• **WHAT IS BEING ASKED**
Every line with the word "calc" in it should be extracted from the data that follows.
------------------------------------
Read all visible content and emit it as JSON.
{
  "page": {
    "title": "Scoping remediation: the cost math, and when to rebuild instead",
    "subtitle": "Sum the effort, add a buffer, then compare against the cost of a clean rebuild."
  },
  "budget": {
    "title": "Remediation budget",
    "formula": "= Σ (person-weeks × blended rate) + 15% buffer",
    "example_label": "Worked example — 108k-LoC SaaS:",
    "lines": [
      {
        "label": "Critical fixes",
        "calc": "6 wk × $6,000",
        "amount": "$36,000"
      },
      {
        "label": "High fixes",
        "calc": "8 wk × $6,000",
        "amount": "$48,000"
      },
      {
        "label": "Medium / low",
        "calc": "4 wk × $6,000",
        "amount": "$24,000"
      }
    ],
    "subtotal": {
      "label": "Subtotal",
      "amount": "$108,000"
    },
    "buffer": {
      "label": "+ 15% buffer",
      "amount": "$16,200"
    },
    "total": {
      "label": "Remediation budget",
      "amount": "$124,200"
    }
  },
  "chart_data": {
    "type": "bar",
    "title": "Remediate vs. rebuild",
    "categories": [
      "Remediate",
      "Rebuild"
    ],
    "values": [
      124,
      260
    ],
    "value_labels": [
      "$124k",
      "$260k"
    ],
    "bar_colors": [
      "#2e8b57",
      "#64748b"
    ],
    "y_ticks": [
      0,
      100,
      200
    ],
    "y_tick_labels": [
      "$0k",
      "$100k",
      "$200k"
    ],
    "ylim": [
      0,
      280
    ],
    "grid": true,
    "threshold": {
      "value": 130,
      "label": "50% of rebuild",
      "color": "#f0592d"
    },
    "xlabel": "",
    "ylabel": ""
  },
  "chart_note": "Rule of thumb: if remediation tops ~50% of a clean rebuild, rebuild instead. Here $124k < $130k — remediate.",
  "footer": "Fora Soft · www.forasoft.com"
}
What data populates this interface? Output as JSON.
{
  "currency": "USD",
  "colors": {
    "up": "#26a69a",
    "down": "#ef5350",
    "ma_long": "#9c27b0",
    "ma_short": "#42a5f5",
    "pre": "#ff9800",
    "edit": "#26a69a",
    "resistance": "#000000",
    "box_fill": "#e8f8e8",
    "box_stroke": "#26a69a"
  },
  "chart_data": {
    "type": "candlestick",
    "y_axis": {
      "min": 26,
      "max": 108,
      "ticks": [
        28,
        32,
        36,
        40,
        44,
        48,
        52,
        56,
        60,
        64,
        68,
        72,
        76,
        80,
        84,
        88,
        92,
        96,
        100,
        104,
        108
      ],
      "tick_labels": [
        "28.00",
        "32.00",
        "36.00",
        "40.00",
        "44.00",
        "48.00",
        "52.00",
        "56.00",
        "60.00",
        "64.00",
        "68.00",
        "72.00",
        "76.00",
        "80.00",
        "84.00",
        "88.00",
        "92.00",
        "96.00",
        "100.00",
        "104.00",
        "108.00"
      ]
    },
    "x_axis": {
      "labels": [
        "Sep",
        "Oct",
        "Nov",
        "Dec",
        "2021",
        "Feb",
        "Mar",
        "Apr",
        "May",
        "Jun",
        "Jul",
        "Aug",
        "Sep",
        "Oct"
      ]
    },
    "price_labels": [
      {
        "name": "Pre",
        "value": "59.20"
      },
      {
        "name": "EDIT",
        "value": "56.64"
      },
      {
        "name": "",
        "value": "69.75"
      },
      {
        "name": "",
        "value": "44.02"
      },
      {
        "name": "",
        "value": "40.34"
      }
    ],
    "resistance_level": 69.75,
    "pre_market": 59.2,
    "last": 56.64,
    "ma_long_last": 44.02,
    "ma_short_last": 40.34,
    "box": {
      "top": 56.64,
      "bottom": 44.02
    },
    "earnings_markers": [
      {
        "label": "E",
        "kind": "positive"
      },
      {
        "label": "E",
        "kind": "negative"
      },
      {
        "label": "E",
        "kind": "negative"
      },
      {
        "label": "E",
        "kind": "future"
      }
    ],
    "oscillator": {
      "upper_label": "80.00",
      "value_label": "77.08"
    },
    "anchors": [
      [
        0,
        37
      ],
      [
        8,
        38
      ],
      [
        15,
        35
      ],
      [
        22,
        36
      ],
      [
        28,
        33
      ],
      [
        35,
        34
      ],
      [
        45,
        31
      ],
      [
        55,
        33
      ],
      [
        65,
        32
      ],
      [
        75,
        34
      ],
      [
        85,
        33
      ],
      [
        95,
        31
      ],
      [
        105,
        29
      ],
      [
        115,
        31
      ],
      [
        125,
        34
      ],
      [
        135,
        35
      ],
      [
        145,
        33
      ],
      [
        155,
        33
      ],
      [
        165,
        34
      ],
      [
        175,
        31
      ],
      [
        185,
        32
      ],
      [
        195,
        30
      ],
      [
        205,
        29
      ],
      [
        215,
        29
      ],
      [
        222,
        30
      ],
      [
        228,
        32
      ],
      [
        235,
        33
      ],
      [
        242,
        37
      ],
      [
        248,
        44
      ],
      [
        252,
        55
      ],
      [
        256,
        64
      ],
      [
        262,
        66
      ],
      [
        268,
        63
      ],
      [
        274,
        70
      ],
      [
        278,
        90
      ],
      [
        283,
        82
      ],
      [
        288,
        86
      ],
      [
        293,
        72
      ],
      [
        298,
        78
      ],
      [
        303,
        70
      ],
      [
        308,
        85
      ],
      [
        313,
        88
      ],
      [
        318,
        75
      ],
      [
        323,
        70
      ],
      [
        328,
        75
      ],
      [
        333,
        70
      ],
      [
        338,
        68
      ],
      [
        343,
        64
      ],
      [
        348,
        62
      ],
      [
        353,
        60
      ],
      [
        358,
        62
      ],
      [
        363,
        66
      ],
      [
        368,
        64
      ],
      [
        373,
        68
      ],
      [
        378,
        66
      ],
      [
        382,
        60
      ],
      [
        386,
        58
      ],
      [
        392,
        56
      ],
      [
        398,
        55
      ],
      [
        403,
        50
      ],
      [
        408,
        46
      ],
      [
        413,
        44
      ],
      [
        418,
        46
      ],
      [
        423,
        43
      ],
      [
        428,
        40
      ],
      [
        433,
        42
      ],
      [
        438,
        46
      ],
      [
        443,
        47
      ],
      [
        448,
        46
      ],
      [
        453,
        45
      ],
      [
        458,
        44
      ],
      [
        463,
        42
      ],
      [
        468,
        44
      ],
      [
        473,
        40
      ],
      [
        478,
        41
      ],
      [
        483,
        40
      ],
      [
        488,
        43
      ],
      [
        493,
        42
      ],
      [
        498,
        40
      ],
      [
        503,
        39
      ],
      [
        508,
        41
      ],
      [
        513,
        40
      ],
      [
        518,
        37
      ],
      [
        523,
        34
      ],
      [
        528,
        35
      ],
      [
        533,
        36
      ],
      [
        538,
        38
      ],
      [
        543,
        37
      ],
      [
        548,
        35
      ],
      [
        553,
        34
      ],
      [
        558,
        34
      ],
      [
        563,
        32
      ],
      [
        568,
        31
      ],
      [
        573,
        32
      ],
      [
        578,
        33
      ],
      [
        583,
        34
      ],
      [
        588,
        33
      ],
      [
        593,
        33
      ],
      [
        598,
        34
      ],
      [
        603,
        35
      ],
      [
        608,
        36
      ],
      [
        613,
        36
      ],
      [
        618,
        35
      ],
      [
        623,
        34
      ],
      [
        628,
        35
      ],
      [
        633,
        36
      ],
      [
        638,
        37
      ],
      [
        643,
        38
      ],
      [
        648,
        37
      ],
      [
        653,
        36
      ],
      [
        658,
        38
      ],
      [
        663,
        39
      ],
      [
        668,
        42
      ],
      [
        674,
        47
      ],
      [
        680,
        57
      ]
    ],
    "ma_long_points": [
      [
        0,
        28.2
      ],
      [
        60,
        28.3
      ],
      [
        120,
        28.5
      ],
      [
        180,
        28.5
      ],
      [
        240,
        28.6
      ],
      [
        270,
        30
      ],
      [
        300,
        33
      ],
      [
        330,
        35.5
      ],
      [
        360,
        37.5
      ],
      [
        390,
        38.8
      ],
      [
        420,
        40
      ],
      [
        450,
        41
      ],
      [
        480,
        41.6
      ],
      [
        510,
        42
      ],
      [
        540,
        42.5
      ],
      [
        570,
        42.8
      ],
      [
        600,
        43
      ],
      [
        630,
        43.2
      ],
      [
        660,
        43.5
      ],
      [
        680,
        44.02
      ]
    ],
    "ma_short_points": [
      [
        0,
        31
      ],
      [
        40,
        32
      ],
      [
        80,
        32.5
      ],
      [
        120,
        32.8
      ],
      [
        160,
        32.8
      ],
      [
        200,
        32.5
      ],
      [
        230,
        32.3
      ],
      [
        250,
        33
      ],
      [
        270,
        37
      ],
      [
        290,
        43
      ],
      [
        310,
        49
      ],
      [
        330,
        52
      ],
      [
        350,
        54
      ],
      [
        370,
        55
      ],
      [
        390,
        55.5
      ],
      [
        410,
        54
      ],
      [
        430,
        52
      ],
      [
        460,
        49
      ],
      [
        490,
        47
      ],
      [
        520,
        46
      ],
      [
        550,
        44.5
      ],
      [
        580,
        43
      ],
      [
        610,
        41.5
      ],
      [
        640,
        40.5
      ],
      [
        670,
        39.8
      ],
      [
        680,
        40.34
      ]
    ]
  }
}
------------------------------------
• **CORRECT ANSWER**
        "calc": "6 wk × $6,000",
        "calc": "8 wk × $6,000",
        "calc": "4 wk × $6,000",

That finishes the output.